| WRITTEN EXERCISE |
Below are some records; give them all again exactly, but not the pictures.

============================================================

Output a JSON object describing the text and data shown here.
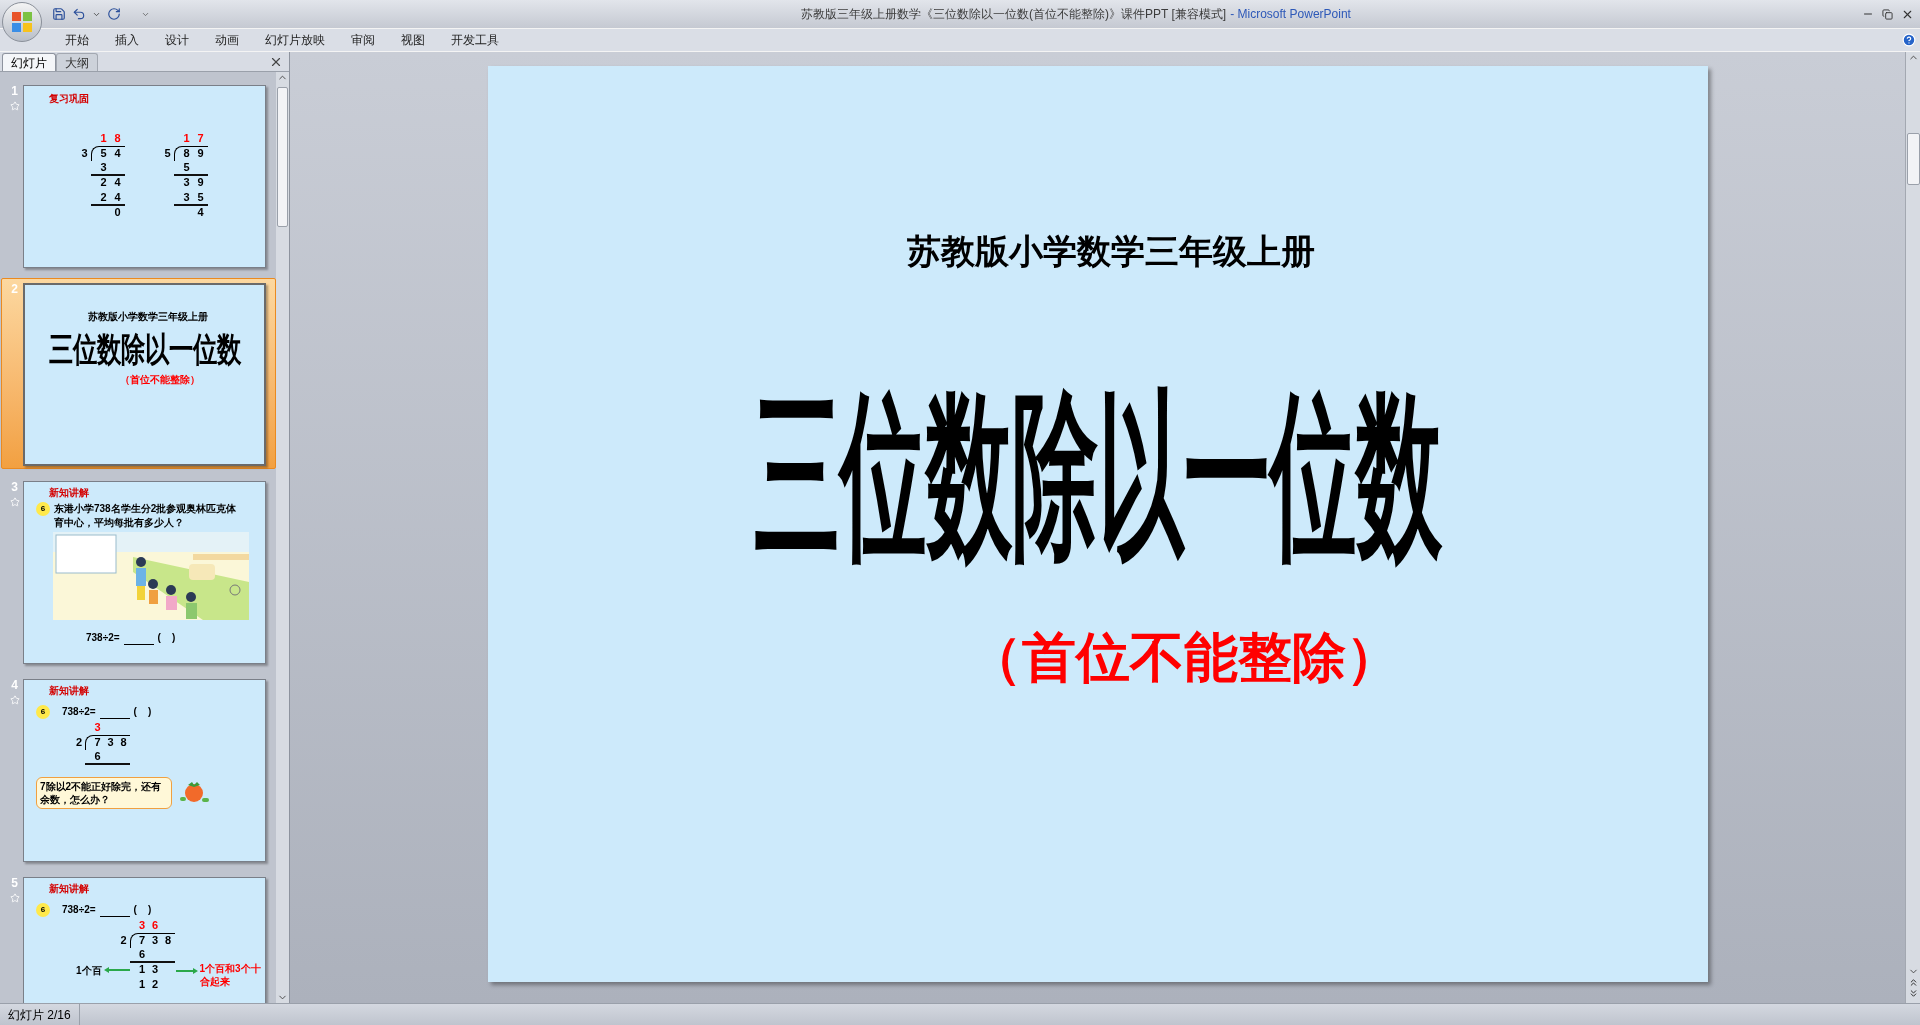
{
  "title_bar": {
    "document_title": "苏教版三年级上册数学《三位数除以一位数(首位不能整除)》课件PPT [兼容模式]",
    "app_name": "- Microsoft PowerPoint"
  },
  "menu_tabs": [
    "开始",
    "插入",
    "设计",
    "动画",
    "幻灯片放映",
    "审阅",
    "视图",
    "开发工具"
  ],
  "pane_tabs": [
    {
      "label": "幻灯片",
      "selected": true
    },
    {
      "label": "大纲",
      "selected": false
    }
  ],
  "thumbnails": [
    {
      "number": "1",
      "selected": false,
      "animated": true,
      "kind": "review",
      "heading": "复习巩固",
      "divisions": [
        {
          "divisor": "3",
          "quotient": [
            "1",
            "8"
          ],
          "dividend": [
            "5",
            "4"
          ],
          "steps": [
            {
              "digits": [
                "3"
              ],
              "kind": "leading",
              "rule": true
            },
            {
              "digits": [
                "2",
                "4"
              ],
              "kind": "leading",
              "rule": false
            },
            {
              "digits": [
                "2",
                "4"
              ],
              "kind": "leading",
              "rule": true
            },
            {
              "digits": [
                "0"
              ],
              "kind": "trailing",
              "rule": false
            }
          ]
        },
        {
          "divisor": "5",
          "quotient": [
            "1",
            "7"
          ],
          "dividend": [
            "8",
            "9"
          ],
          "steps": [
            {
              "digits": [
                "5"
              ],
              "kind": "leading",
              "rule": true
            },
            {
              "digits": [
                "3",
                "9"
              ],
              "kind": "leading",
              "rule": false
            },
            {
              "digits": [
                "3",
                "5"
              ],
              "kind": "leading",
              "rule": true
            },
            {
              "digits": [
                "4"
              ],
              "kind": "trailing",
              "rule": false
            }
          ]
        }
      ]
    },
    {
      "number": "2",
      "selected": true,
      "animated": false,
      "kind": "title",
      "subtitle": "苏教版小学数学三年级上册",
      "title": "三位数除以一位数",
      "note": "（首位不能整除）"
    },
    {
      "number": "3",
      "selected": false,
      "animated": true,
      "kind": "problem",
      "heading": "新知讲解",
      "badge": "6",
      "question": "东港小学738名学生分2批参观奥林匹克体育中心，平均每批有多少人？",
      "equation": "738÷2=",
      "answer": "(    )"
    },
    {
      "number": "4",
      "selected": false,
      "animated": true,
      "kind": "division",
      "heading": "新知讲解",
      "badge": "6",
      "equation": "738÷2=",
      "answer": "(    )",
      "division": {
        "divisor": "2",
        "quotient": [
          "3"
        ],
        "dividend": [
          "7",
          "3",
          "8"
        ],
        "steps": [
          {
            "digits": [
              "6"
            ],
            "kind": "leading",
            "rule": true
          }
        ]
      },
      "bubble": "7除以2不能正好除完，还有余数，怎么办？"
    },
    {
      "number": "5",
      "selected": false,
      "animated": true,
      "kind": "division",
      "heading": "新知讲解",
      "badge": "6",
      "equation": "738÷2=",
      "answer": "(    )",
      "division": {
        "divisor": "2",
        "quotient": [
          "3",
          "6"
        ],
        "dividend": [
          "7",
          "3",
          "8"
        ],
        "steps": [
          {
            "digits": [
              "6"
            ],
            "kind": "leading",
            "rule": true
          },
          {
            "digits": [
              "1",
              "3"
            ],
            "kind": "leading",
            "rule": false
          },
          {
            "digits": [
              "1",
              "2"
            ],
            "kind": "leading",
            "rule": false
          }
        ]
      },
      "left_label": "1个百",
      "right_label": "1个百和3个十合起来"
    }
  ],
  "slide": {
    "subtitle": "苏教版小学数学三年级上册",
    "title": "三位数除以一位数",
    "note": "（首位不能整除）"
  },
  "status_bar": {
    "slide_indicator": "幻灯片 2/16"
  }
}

============================================================

| THE RESULT |
Output a JSON object describing the text and data shown here.
{
  "title_bar": {
    "document_title": "苏教版三年级上册数学《三位数除以一位数(首位不能整除)》课件PPT [兼容模式]",
    "app_name": "- Microsoft PowerPoint"
  },
  "menu_tabs": [
    "开始",
    "插入",
    "设计",
    "动画",
    "幻灯片放映",
    "审阅",
    "视图",
    "开发工具"
  ],
  "pane_tabs": [
    {
      "label": "幻灯片",
      "selected": true
    },
    {
      "label": "大纲",
      "selected": false
    }
  ],
  "thumbnails": [
    {
      "number": "1",
      "selected": false,
      "animated": true,
      "kind": "review",
      "heading": "复习巩固",
      "divisions": [
        {
          "divisor": "3",
          "quotient": [
            "1",
            "8"
          ],
          "dividend": [
            "5",
            "4"
          ],
          "steps": [
            {
              "digits": [
                "3"
              ],
              "kind": "leading",
              "rule": true
            },
            {
              "digits": [
                "2",
                "4"
              ],
              "kind": "leading",
              "rule": false
            },
            {
              "digits": [
                "2",
                "4"
              ],
              "kind": "leading",
              "rule": true
            },
            {
              "digits": [
                "0"
              ],
              "kind": "trailing",
              "rule": false
            }
          ]
        },
        {
          "divisor": "5",
          "quotient": [
            "1",
            "7"
          ],
          "dividend": [
            "8",
            "9"
          ],
          "steps": [
            {
              "digits": [
                "5"
              ],
              "kind": "leading",
              "rule": true
            },
            {
              "digits": [
                "3",
                "9"
              ],
              "kind": "leading",
              "rule": false
            },
            {
              "digits": [
                "3",
                "5"
              ],
              "kind": "leading",
              "rule": true
            },
            {
              "digits": [
                "4"
              ],
              "kind": "trailing",
              "rule": false
            }
          ]
        }
      ]
    },
    {
      "number": "2",
      "selected": true,
      "animated": false,
      "kind": "title",
      "subtitle": "苏教版小学数学三年级上册",
      "title": "三位数除以一位数",
      "note": "（首位不能整除）"
    },
    {
      "number": "3",
      "selected": false,
      "animated": true,
      "kind": "problem",
      "heading": "新知讲解",
      "badge": "6",
      "question": "东港小学738名学生分2批参观奥林匹克体育中心，平均每批有多少人？",
      "equation": "738÷2=",
      "answer": "(    )"
    },
    {
      "number": "4",
      "selected": false,
      "animated": true,
      "kind": "division",
      "heading": "新知讲解",
      "badge": "6",
      "equation": "738÷2=",
      "answer": "(    )",
      "division": {
        "divisor": "2",
        "quotient": [
          "3"
        ],
        "dividend": [
          "7",
          "3",
          "8"
        ],
        "steps": [
          {
            "digits": [
              "6"
            ],
            "kind": "leading",
            "rule": true
          }
        ]
      },
      "bubble": "7除以2不能正好除完，还有余数，怎么办？"
    },
    {
      "number": "5",
      "selected": false,
      "animated": true,
      "kind": "division",
      "heading": "新知讲解",
      "badge": "6",
      "equation": "738÷2=",
      "answer": "(    )",
      "division": {
        "divisor": "2",
        "quotient": [
          "3",
          "6"
        ],
        "dividend": [
          "7",
          "3",
          "8"
        ],
        "steps": [
          {
            "digits": [
              "6"
            ],
            "kind": "leading",
            "rule": true
          },
          {
            "digits": [
              "1",
              "3"
            ],
            "kind": "leading",
            "rule": false
          },
          {
            "digits": [
              "1",
              "2"
            ],
            "kind": "leading",
            "rule": false
          }
        ]
      },
      "left_label": "1个百",
      "right_label": "1个百和3个十合起来"
    }
  ],
  "slide": {
    "subtitle": "苏教版小学数学三年级上册",
    "title": "三位数除以一位数",
    "note": "（首位不能整除）"
  },
  "status_bar": {
    "slide_indicator": "幻灯片 2/16"
  }
}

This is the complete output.